> _What is required_
Pull every line containing the word "Ігор" from the records.
[Start of Records shown]
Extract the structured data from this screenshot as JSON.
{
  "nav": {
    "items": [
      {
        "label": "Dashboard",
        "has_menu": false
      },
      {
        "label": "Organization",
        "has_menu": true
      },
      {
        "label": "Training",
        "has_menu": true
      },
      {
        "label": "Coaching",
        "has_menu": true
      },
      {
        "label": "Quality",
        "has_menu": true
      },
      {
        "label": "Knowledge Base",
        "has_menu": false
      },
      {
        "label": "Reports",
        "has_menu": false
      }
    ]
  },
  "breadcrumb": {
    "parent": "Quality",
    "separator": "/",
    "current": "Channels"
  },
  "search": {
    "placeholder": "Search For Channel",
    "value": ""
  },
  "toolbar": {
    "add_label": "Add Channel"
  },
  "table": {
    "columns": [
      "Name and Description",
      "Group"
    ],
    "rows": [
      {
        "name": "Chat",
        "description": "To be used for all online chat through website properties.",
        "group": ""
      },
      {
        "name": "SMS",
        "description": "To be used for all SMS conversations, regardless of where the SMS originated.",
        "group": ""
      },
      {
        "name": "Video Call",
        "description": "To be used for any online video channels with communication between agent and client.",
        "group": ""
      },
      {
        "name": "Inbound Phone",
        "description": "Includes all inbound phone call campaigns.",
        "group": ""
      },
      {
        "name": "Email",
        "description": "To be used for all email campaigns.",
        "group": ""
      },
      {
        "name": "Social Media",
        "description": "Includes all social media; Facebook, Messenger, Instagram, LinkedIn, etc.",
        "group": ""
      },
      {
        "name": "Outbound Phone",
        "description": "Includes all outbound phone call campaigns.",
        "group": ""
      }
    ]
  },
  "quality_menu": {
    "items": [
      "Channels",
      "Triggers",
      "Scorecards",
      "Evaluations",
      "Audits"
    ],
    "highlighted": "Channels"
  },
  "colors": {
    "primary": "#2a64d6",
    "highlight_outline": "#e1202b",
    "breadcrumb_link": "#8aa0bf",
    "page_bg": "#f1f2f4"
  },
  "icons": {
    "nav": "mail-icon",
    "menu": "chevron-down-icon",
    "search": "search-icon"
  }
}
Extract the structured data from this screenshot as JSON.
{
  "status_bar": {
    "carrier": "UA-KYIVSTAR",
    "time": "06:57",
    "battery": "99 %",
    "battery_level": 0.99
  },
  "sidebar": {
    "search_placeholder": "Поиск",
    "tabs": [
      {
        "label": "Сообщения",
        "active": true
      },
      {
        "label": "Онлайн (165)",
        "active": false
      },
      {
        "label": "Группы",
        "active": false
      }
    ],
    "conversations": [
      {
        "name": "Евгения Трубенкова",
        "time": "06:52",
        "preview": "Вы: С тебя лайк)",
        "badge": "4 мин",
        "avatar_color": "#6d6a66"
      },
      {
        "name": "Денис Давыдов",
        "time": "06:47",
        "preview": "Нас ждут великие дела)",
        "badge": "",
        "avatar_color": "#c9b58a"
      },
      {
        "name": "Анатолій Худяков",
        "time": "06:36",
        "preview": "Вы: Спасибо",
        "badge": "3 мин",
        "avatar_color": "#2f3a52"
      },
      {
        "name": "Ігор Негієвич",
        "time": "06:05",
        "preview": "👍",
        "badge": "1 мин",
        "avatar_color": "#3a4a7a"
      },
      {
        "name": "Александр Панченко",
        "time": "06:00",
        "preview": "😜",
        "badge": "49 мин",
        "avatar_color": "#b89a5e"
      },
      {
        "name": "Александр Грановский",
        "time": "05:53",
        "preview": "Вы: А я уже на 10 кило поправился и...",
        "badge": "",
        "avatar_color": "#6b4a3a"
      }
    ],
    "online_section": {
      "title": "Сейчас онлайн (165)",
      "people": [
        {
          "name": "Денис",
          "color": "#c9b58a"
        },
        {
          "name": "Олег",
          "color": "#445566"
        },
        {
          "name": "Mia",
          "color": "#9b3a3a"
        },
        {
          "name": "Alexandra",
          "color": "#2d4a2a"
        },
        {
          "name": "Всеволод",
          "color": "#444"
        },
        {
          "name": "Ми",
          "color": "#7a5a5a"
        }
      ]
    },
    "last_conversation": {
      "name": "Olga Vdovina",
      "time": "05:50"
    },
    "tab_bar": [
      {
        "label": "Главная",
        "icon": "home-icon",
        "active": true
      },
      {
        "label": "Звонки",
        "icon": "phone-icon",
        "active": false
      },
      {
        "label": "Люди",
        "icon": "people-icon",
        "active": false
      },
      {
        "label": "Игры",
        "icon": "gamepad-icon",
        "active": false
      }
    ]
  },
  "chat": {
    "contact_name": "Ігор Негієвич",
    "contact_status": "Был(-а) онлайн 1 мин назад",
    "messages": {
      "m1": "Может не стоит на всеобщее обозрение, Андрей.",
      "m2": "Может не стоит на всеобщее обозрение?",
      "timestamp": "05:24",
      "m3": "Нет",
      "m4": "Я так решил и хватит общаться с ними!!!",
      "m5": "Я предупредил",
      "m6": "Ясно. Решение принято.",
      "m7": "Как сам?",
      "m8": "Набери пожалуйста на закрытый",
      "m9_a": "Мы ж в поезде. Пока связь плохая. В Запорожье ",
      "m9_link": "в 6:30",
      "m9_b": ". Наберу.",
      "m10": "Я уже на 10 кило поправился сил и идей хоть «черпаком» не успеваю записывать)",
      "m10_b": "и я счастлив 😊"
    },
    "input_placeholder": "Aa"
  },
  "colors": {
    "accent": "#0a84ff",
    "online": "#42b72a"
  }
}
[End of Records shown]
> _Response to this exercise_
        "name": "Ігор Негієвич",
    "contact_name": "Ігор Негієвич",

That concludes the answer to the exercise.